* [Requirement] Give everything from the start of the rows down to the line containing "9, 1386, 24]" again, replacing "bbox" with "bounding box" and changing nothing else.

(Items listed in a dataset)
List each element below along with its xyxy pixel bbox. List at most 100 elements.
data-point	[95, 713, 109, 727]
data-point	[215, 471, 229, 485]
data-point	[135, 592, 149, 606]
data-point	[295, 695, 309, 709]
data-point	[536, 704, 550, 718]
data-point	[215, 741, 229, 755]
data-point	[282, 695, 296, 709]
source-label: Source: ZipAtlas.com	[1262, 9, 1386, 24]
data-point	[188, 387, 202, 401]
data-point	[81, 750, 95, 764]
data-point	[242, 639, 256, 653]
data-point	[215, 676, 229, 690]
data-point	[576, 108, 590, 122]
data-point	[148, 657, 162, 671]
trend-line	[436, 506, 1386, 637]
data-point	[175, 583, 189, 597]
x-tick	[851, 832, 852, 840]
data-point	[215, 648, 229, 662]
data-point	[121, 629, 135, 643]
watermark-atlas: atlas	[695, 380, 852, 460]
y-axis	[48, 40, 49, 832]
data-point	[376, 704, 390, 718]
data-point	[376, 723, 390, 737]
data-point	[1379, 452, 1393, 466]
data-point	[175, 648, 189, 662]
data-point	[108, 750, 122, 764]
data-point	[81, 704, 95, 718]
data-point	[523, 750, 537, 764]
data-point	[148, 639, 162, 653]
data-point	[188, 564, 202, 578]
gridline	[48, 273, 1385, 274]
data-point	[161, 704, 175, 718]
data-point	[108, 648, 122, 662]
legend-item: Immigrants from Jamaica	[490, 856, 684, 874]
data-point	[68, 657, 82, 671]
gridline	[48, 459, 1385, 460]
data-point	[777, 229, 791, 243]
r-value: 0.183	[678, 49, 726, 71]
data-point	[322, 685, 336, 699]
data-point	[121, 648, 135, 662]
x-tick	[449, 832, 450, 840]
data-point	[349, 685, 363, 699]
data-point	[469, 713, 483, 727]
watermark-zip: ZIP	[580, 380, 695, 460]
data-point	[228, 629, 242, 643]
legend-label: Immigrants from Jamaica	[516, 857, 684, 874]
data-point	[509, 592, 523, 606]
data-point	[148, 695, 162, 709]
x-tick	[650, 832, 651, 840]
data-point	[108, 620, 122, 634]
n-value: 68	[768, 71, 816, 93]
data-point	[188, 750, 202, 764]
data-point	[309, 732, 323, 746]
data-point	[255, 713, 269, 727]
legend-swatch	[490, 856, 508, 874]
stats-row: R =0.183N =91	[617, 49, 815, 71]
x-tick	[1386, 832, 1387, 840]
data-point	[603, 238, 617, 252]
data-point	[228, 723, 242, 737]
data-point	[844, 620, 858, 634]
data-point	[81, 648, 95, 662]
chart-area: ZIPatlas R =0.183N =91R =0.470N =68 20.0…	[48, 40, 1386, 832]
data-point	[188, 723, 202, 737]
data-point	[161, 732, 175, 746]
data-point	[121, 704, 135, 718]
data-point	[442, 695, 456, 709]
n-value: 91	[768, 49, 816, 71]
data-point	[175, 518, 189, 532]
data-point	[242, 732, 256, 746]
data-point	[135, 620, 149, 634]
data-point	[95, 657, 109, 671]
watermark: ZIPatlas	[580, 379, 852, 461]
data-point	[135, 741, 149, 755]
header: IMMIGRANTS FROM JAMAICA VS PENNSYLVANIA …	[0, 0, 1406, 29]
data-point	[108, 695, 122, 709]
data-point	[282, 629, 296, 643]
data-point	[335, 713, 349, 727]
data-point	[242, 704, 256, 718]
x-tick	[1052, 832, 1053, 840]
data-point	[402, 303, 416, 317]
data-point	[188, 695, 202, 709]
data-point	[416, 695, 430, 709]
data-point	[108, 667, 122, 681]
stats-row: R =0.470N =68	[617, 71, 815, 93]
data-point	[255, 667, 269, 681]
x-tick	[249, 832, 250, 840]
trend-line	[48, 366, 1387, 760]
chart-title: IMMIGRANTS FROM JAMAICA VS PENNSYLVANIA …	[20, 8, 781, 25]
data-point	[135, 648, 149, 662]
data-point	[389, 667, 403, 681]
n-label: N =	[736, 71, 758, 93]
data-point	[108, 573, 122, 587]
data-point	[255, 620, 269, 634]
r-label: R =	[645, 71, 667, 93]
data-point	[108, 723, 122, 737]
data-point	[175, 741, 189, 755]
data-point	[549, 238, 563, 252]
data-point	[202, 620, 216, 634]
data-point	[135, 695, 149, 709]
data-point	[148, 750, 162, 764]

* [Exercise output]
List each element below along with its xyxy pixel bounding box. List at most 100 elements.
data-point	[95, 713, 109, 727]
data-point	[215, 471, 229, 485]
data-point	[135, 592, 149, 606]
data-point	[295, 695, 309, 709]
data-point	[536, 704, 550, 718]
data-point	[215, 741, 229, 755]
data-point	[282, 695, 296, 709]
source-label: Source: ZipAtlas.com	[1262, 9, 1386, 24]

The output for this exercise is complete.